§ **Request**
Keep the pictures out of the copy and repeat the records exactly.
### The input ###
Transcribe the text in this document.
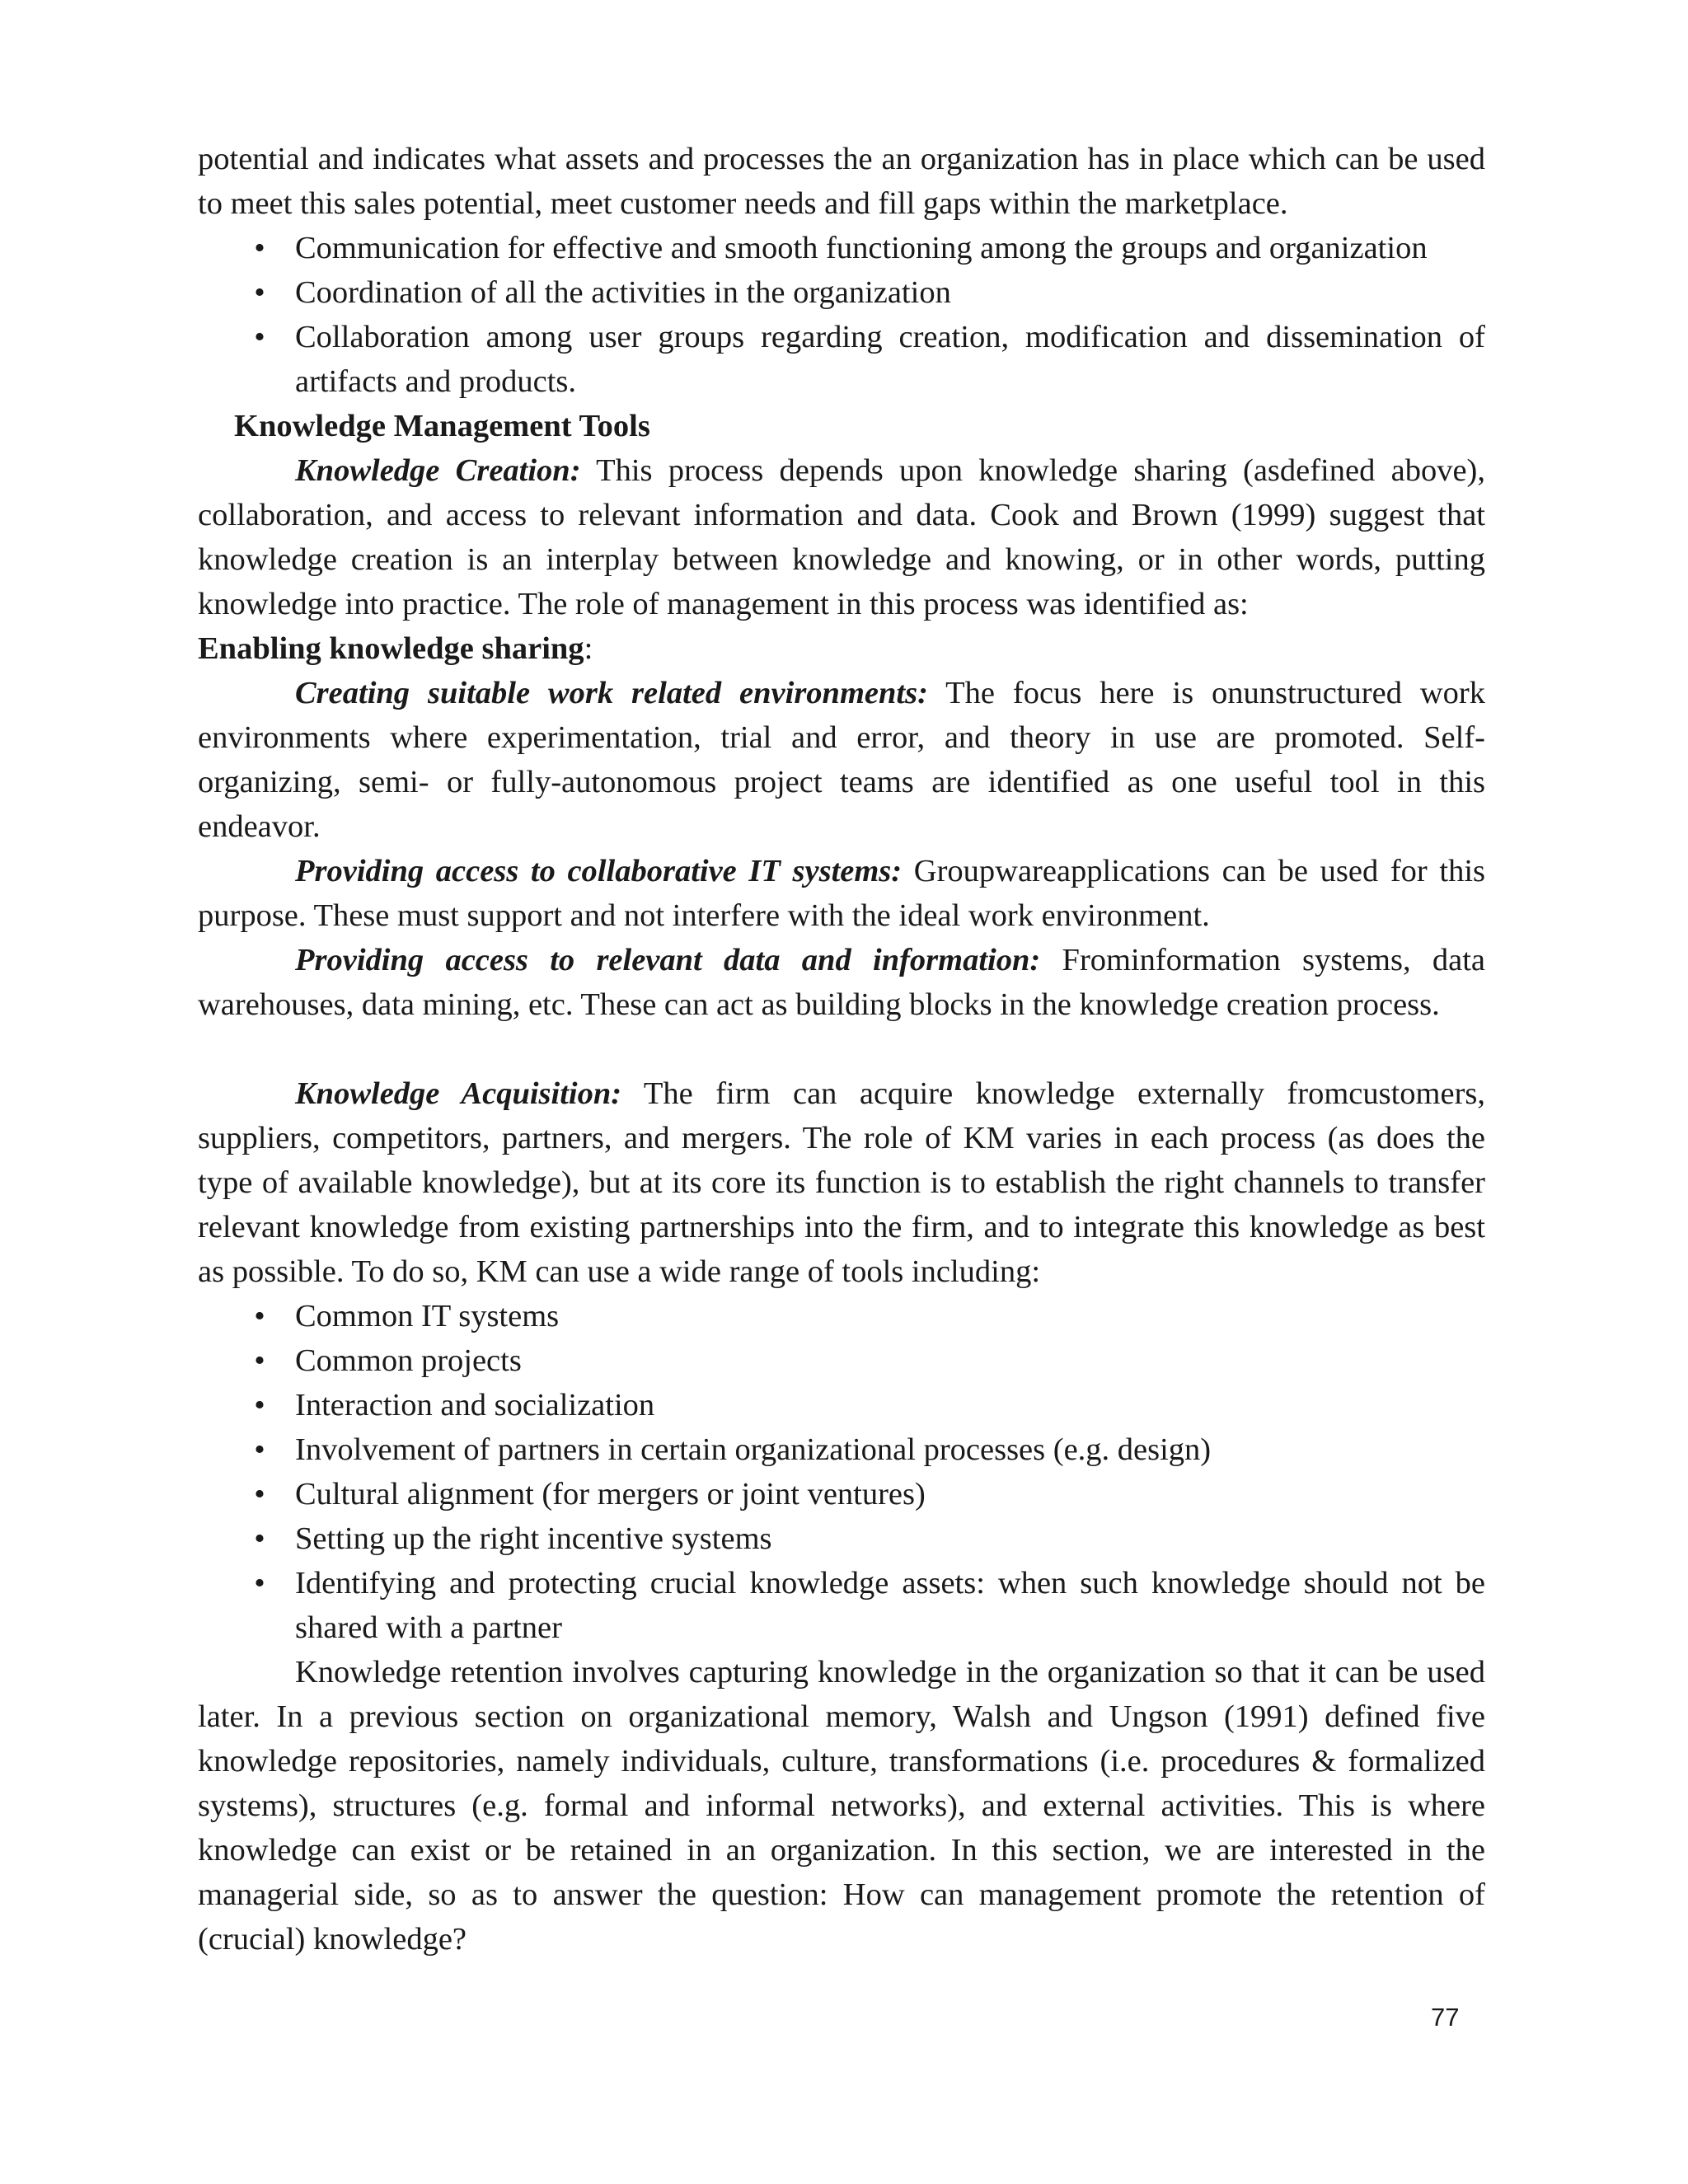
potential and indicates what assets and processes the an organization has in place which can be used to meet this sales potential, meet customer needs and fill gaps within the marketplace.

• Communication for effective and smooth functioning among the groups and organization
• Coordination of all the activities in the organization
• Collaboration among user groups regarding creation, modification and dissemination of artifacts and products.

Knowledge Management Tools

Knowledge Creation: This process depends upon knowledge sharing (asdefined above), collaboration, and access to relevant information and data. Cook and Brown (1999) suggest that knowledge creation is an interplay between knowledge and knowing, or in other words, putting knowledge into practice. The role of management in this process was identified as:

Enabling knowledge sharing:

Creating suitable work related environments: The focus here is onunstructured work environments where experimentation, trial and error, and theory in use are promoted. Self-organizing, semi- or fully-autonomous project teams are identified as one useful tool in this endeavor.

Providing access to collaborative IT systems: Groupwareapplications can be used for this purpose. These must support and not interfere with the ideal work environment.

Providing access to relevant data and information: Frominformation systems, data warehouses, data mining, etc. These can act as building blocks in the knowledge creation process.

Knowledge Acquisition: The firm can acquire knowledge externally fromcustomers, suppliers, competitors, partners, and mergers. The role of KM varies in each process (as does the type of available knowledge), but at its core its function is to establish the right channels to transfer relevant knowledge from existing partnerships into the firm, and to integrate this knowledge as best as possible. To do so, KM can use a wide range of tools including:

• Common IT systems
• Common projects
• Interaction and socialization
• Involvement of partners in certain organizational processes (e.g. design)
• Cultural alignment (for mergers or joint ventures)
• Setting up the right incentive systems
• Identifying and protecting crucial knowledge assets: when such knowledge should not be shared with a partner

Knowledge retention involves capturing knowledge in the organization so that it can be used later. In a previous section on organizational memory, Walsh and Ungson (1991) defined five knowledge repositories, namely individuals, culture, transformations (i.e. procedures & formalized systems), structures (e.g. formal and informal networks), and external activities. This is where knowledge can exist or be retained in an organization. In this section, we are interested in the managerial side, so as to answer the question: How can management promote the retention of (crucial) knowledge?

77
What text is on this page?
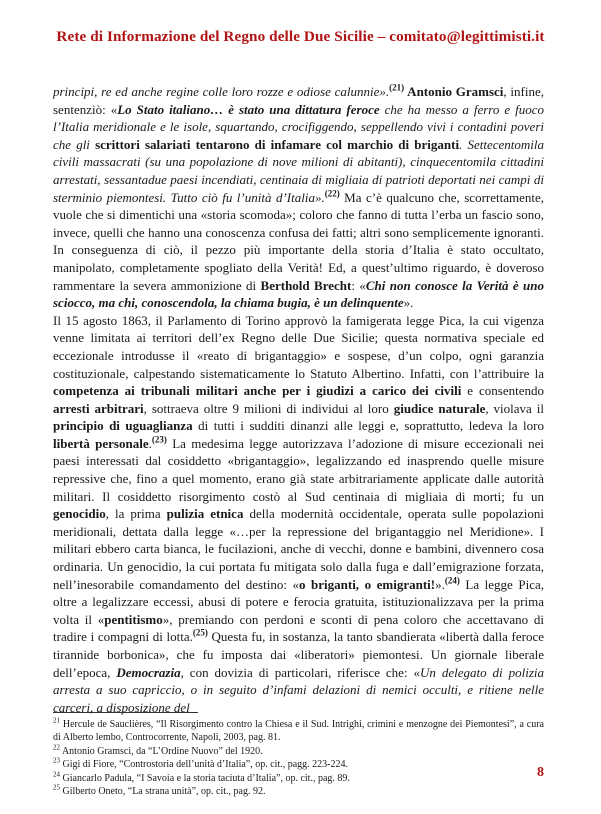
Rete di Informazione del Regno delle Due Sicilie – comitato@legittimisti.it

principi, re ed anche regine colle loro rozze e odiose calunnie».$^{(21)}$ Antonio Gramsci, infine, sentenziò: «Lo Stato italiano… è stato una dittatura feroce che ha messo a ferro e fuoco l’Italia meridionale e le isole, squartando, crocifiggendo, seppellendo vivi i contadini poveri che gli scrittori salariati tentarono di infamare col marchio di briganti. Settecentomila civili massacrati (su una popolazione di nove milioni di abitanti), cinquecentomila cittadini arrestati, sessantadue paesi incendiati, centinaia di migliaia di patrioti deportati nei campi di sterminio piemontesi. Tutto ciò fu l’unità d’Italia».$^{(22)}$ Ma c’è qualcuno che, scorrettamente, vuole che si dimentichi una «storia scomoda»; coloro che fanno di tutta l’erba un fascio sono, invece, quelli che hanno una conoscenza confusa dei fatti; altri sono semplicemente ignoranti. In conseguenza di ciò, il pezzo più importante della storia d’Italia è stato occultato, manipolato, completamente spogliato della Verità! Ed, a quest’ultimo riguardo, è doveroso rammentare la severa ammonizione di Berthold Brecht: «Chi non conosce la Verità è uno sciocco, ma chi, conoscendola, la chiama bugia, è un delinquente».

Il 15 agosto 1863, il Parlamento di Torino approvò la famigerata legge Pica, la cui vigenza venne limitata ai territori dell’ex Regno delle Due Sicilie; questa normativa speciale ed eccezionale introdusse il «reato di brigantaggio» e sospese, d’un colpo, ogni garanzia costituzionale, calpestando sistematicamente lo Statuto Albertino. Infatti, con l’attribuire la competenza ai tribunali militari anche per i giudizi a carico dei civili e consentendo arresti arbitrari, sottraeva oltre 9 milioni di individui al loro giudice naturale, violava il principio di uguaglianza di tutti i sudditi dinanzi alle leggi e, soprattutto, ledeva la loro libertà personale.$^{(23)}$ La medesima legge autorizzava l’adozione di misure eccezionali nei paesi interessati dal cosiddetto «brigantaggio», legalizzando ed inasprendo quelle misure repressive che, fino a quel momento, erano già state arbitrariamente applicate dalle autorità militari. Il cosiddetto risorgimento costò al Sud centinaia di migliaia di morti; fu un genocidio, la prima pulizia etnica della modernità occidentale, operata sulle popolazioni meridionali, dettata dalla legge «…per la repressione del brigantaggio nel Meridione». I militari ebbero carta bianca, le fucilazioni, anche di vecchi, donne e bambini, divennero cosa ordinaria. Un genocidio, la cui portata fu mitigata solo dalla fuga e dall’emigrazione forzata, nell’inesorabile comandamento del destino: «o briganti, o emigranti!».$^{(24)}$ La legge Pica, oltre a legalizzare eccessi, abusi di potere e ferocia gratuita, istituzionalizzava per la prima volta il «pentitismo», premiando con perdoni e sconti di pena coloro che accettavano di tradire i compagni di lotta.$^{(25)}$ Questa fu, in sostanza, la tanto sbandierata «libertà dalla feroce tirannide borbonica», che fu imposta dai «liberatori» piemontesi. Un giornale liberale dell’epoca, Democrazia, con dovizia di particolari, riferisce che: «Un delegato di polizia arresta a suo capriccio, o in seguito d’infami delazioni di nemici occulti, e ritiene nelle carceri, a disposizione del

$^{21}$ Hercule de Sauclières, “Il Risorgimento contro la Chiesa e il Sud. Intrighi, crimini e menzogne dei Piemontesi”, a cura di Alberto lembo, Controcorrente, Napoli, 2003, pag. 81.
$^{22}$ Antonio Gramsci, da “L’Ordine Nuovo” del 1920.
$^{23}$ Gigi di Fiore, “Controstoria dell’unità d’Italia”, op. cit., pagg. 223-224.
$^{24}$ Giancarlo Padula, “I Savoia e la storia taciuta d’Italia”, op. cit., pag. 89.
$^{25}$ Gilberto Oneto, “La strana unità”, op. cit., pag. 92.
8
###
§ **Solution**
Transcribe the text in this document.
potential and indicates what assets and processes the an organization has in place which can be used to meet this sales potential, meet customer needs and fill gaps within the marketplace.

• Communication for effective and smooth functioning among the groups and organization
• Coordination of all the activities in the organization
• Collaboration among user groups regarding creation, modification and dissemination of artifacts and products.

Knowledge Management Tools

Knowledge Creation: This process depends upon knowledge sharing (asdefined above), collaboration, and access to relevant information and data. Cook and Brown (1999) suggest that knowledge creation is an interplay between knowledge and knowing, or in other words, putting knowledge into practice. The role of management in this process was identified as:

Enabling knowledge sharing:

Creating suitable work related environments: The focus here is onunstructured work environments where experimentation, trial and error, and theory in use are promoted. Self-organizing, semi- or fully-autonomous project teams are identified as one useful tool in this endeavor.

Providing access to collaborative IT systems: Groupwareapplications can be used for this purpose. These must support and not interfere with the ideal work environment.

Providing access to relevant data and information: Frominformation systems, data warehouses, data mining, etc. These can act as building blocks in the knowledge creation process.

Knowledge Acquisition: The firm can acquire knowledge externally fromcustomers, suppliers, competitors, partners, and mergers. The role of KM varies in each process (as does the type of available knowledge), but at its core its function is to establish the right channels to transfer relevant knowledge from existing partnerships into the firm, and to integrate this knowledge as best as possible. To do so, KM can use a wide range of tools including:

• Common IT systems
• Common projects
• Interaction and socialization
• Involvement of partners in certain organizational processes (e.g. design)
• Cultural alignment (for mergers or joint ventures)
• Setting up the right incentive systems
• Identifying and protecting crucial knowledge assets: when such knowledge should not be shared with a partner

Knowledge retention involves capturing knowledge in the organization so that it can be used later. In a previous section on organizational memory, Walsh and Ungson (1991) defined five knowledge repositories, namely individuals, culture, transformations (i.e. procedures & formalized systems), structures (e.g. formal and informal networks), and external activities. This is where knowledge can exist or be retained in an organization. In this section, we are interested in the managerial side, so as to answer the question: How can management promote the retention of (crucial) knowledge?

77
What text is on this page?
Rete di Informazione del Regno delle Due Sicilie – comitato@legittimisti.it

principi, re ed anche regine colle loro rozze e odiose calunnie».$^{(21)}$ Antonio Gramsci, infine, sentenziò: «Lo Stato italiano… è stato una dittatura feroce che ha messo a ferro e fuoco l’Italia meridionale e le isole, squartando, crocifiggendo, seppellendo vivi i contadini poveri che gli scrittori salariati tentarono di infamare col marchio di briganti. Settecentomila civili massacrati (su una popolazione di nove milioni di abitanti), cinquecentomila cittadini arrestati, sessantadue paesi incendiati, centinaia di migliaia di patrioti deportati nei campi di sterminio piemontesi. Tutto ciò fu l’unità d’Italia».$^{(22)}$ Ma c’è qualcuno che, scorrettamente, vuole che si dimentichi una «storia scomoda»; coloro che fanno di tutta l’erba un fascio sono, invece, quelli che hanno una conoscenza confusa dei fatti; altri sono semplicemente ignoranti. In conseguenza di ciò, il pezzo più importante della storia d’Italia è stato occultato, manipolato, completamente spogliato della Verità! Ed, a quest’ultimo riguardo, è doveroso rammentare la severa ammonizione di Berthold Brecht: «Chi non conosce la Verità è uno sciocco, ma chi, conoscendola, la chiama bugia, è un delinquente».

Il 15 agosto 1863, il Parlamento di Torino approvò la famigerata legge Pica, la cui vigenza venne limitata ai territori dell’ex Regno delle Due Sicilie; questa normativa speciale ed eccezionale introdusse il «reato di brigantaggio» e sospese, d’un colpo, ogni garanzia costituzionale, calpestando sistematicamente lo Statuto Albertino. Infatti, con l’attribuire la competenza ai tribunali militari anche per i giudizi a carico dei civili e consentendo arresti arbitrari, sottraeva oltre 9 milioni di individui al loro giudice naturale, violava il principio di uguaglianza di tutti i sudditi dinanzi alle leggi e, soprattutto, ledeva la loro libertà personale.$^{(23)}$ La medesima legge autorizzava l’adozione di misure eccezionali nei paesi interessati dal cosiddetto «brigantaggio», legalizzando ed inasprendo quelle misure repressive che, fino a quel momento, erano già state arbitrariamente applicate dalle autorità militari. Il cosiddetto risorgimento costò al Sud centinaia di migliaia di morti; fu un genocidio, la prima pulizia etnica della modernità occidentale, operata sulle popolazioni meridionali, dettata dalla legge «…per la repressione del brigantaggio nel Meridione». I militari ebbero carta bianca, le fucilazioni, anche di vecchi, donne e bambini, divennero cosa ordinaria. Un genocidio, la cui portata fu mitigata solo dalla fuga e dall’emigrazione forzata, nell’inesorabile comandamento del destino: «o briganti, o emigranti!».$^{(24)}$ La legge Pica, oltre a legalizzare eccessi, abusi di potere e ferocia gratuita, istituzionalizzava per la prima volta il «pentitismo», premiando con perdoni e sconti di pena coloro che accettavano di tradire i compagni di lotta.$^{(25)}$ Questa fu, in sostanza, la tanto sbandierata «libertà dalla feroce tirannide borbonica», che fu imposta dai «liberatori» piemontesi. Un giornale liberale dell’epoca, Democrazia, con dovizia di particolari, riferisce che: «Un delegato di polizia arresta a suo capriccio, o in seguito d’infami delazioni di nemici occulti, e ritiene nelle carceri, a disposizione del

$^{21}$ Hercule de Sauclières, “Il Risorgimento contro la Chiesa e il Sud. Intrighi, crimini e menzogne dei Piemontesi”, a cura di Alberto lembo, Controcorrente, Napoli, 2003, pag. 81.
$^{22}$ Antonio Gramsci, da “L’Ordine Nuovo” del 1920.
$^{23}$ Gigi di Fiore, “Controstoria dell’unità d’Italia”, op. cit., pagg. 223-224.
$^{24}$ Giancarlo Padula, “I Savoia e la storia taciuta d’Italia”, op. cit., pag. 89.
$^{25}$ Gilberto Oneto, “La strana unità”, op. cit., pag. 92.
8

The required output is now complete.